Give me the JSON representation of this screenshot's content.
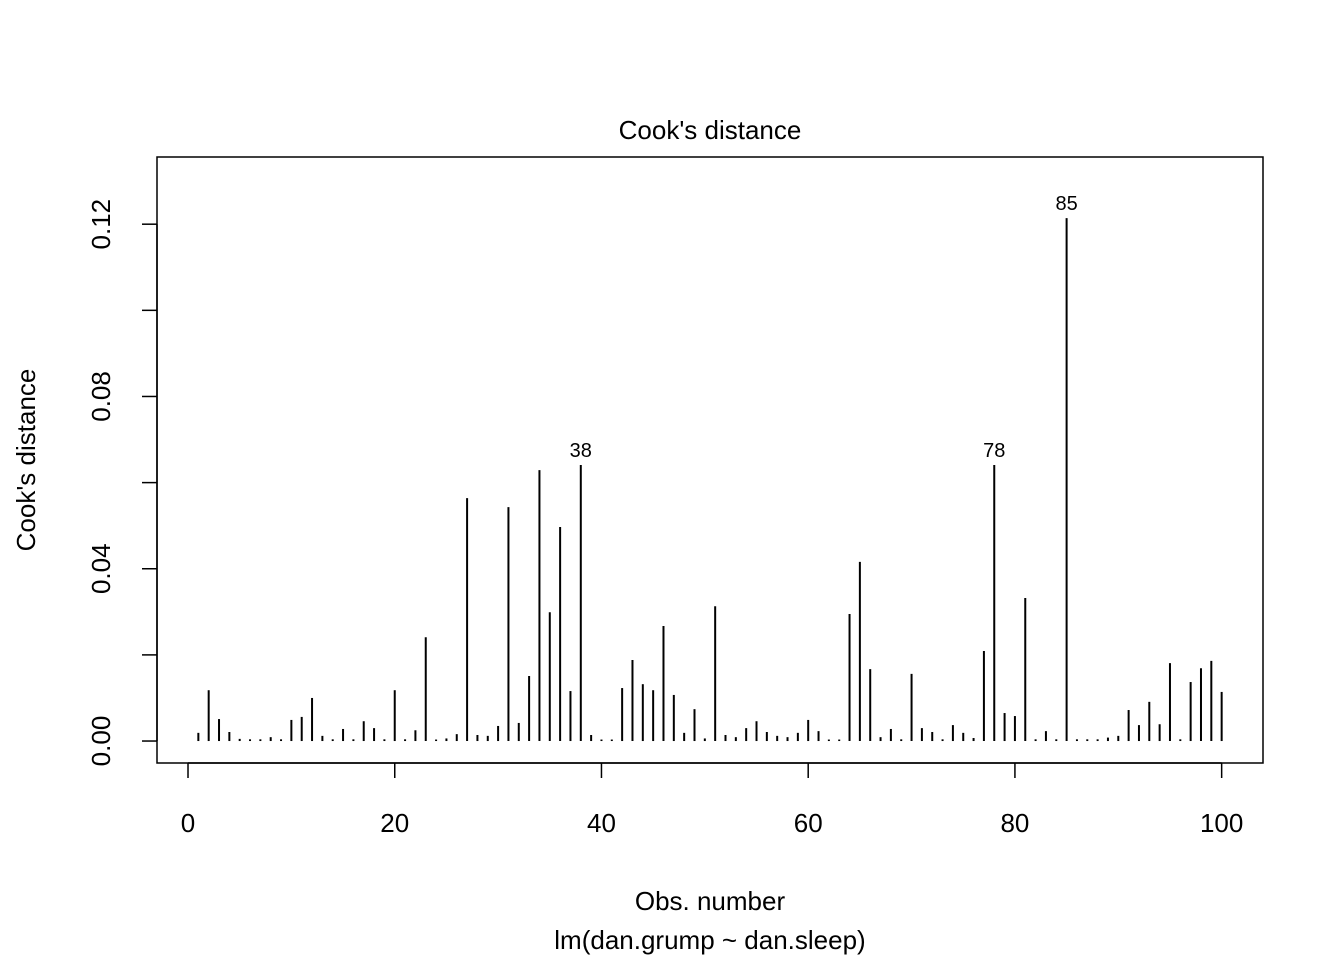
{
  "chart_data": {
    "type": "bar",
    "style": "vertical line segments (type h)",
    "title": "Cook's distance",
    "xlabel": "Obs. number",
    "subtitle": "lm(dan.grump ~ dan.sleep)",
    "ylabel": "Cook's distance",
    "xlim": [
      -3,
      104
    ],
    "ylim": [
      -0.0051,
      0.1356
    ],
    "xticks": [
      0,
      20,
      40,
      60,
      80,
      100
    ],
    "xtick_labels": [
      "0",
      "20",
      "40",
      "60",
      "80",
      "100"
    ],
    "yticks": [
      0,
      0.02,
      0.04,
      0.06,
      0.08,
      0.1,
      0.12
    ],
    "ytick_labels": [
      "0.00",
      "",
      "0.04",
      "",
      "0.08",
      "",
      "0.12"
    ],
    "grid": false,
    "annotations": [
      {
        "x": 38,
        "label": "38"
      },
      {
        "x": 78,
        "label": "78"
      },
      {
        "x": 85,
        "label": "85"
      }
    ],
    "x": [
      1,
      2,
      3,
      4,
      5,
      6,
      7,
      8,
      9,
      10,
      11,
      12,
      13,
      14,
      15,
      16,
      17,
      18,
      19,
      20,
      21,
      22,
      23,
      24,
      25,
      26,
      27,
      28,
      29,
      30,
      31,
      32,
      33,
      34,
      35,
      36,
      37,
      38,
      39,
      40,
      41,
      42,
      43,
      44,
      45,
      46,
      47,
      48,
      49,
      50,
      51,
      52,
      53,
      54,
      55,
      56,
      57,
      58,
      59,
      60,
      61,
      62,
      63,
      64,
      65,
      66,
      67,
      68,
      69,
      70,
      71,
      72,
      73,
      74,
      75,
      76,
      77,
      78,
      79,
      80,
      81,
      82,
      83,
      84,
      85,
      86,
      87,
      88,
      89,
      90,
      91,
      92,
      93,
      94,
      95,
      96,
      97,
      98,
      99,
      100
    ],
    "values": [
      0.0019,
      0.0118,
      0.0051,
      0.0021,
      0.0005,
      0.0004,
      0.0004,
      0.0009,
      0.0004,
      0.0049,
      0.0056,
      0.01,
      0.0012,
      0.0004,
      0.0028,
      0.0004,
      0.0046,
      0.003,
      0.0004,
      0.0118,
      0.0004,
      0.0025,
      0.0241,
      0.0003,
      0.0006,
      0.0016,
      0.0564,
      0.0014,
      0.0012,
      0.0035,
      0.0543,
      0.0042,
      0.0151,
      0.0629,
      0.0299,
      0.0497,
      0.0116,
      0.0641,
      0.0014,
      0.0003,
      0.0003,
      0.0123,
      0.0188,
      0.0132,
      0.0118,
      0.0267,
      0.0107,
      0.0019,
      0.0074,
      0.0006,
      0.0313,
      0.0014,
      0.0009,
      0.003,
      0.0046,
      0.0021,
      0.0012,
      0.0009,
      0.0019,
      0.0049,
      0.0023,
      0.0003,
      0.0003,
      0.0295,
      0.0416,
      0.0167,
      0.0009,
      0.0028,
      0.0004,
      0.0156,
      0.003,
      0.0021,
      0.0004,
      0.0037,
      0.0019,
      0.0007,
      0.0209,
      0.0641,
      0.0065,
      0.0058,
      0.0332,
      0.0004,
      0.0023,
      0.0004,
      0.1214,
      0.0004,
      0.0004,
      0.0004,
      0.0008,
      0.0012,
      0.0072,
      0.0037,
      0.0091,
      0.0039,
      0.0181,
      0.0004,
      0.0137,
      0.0169,
      0.0186,
      0.0114
    ],
    "color": "#000000"
  }
}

○ ○ ○ ○

Search the listing for the word "type" and return each line that holds it.

    "type": "bar",
    "style": "vertical line segments (type h)",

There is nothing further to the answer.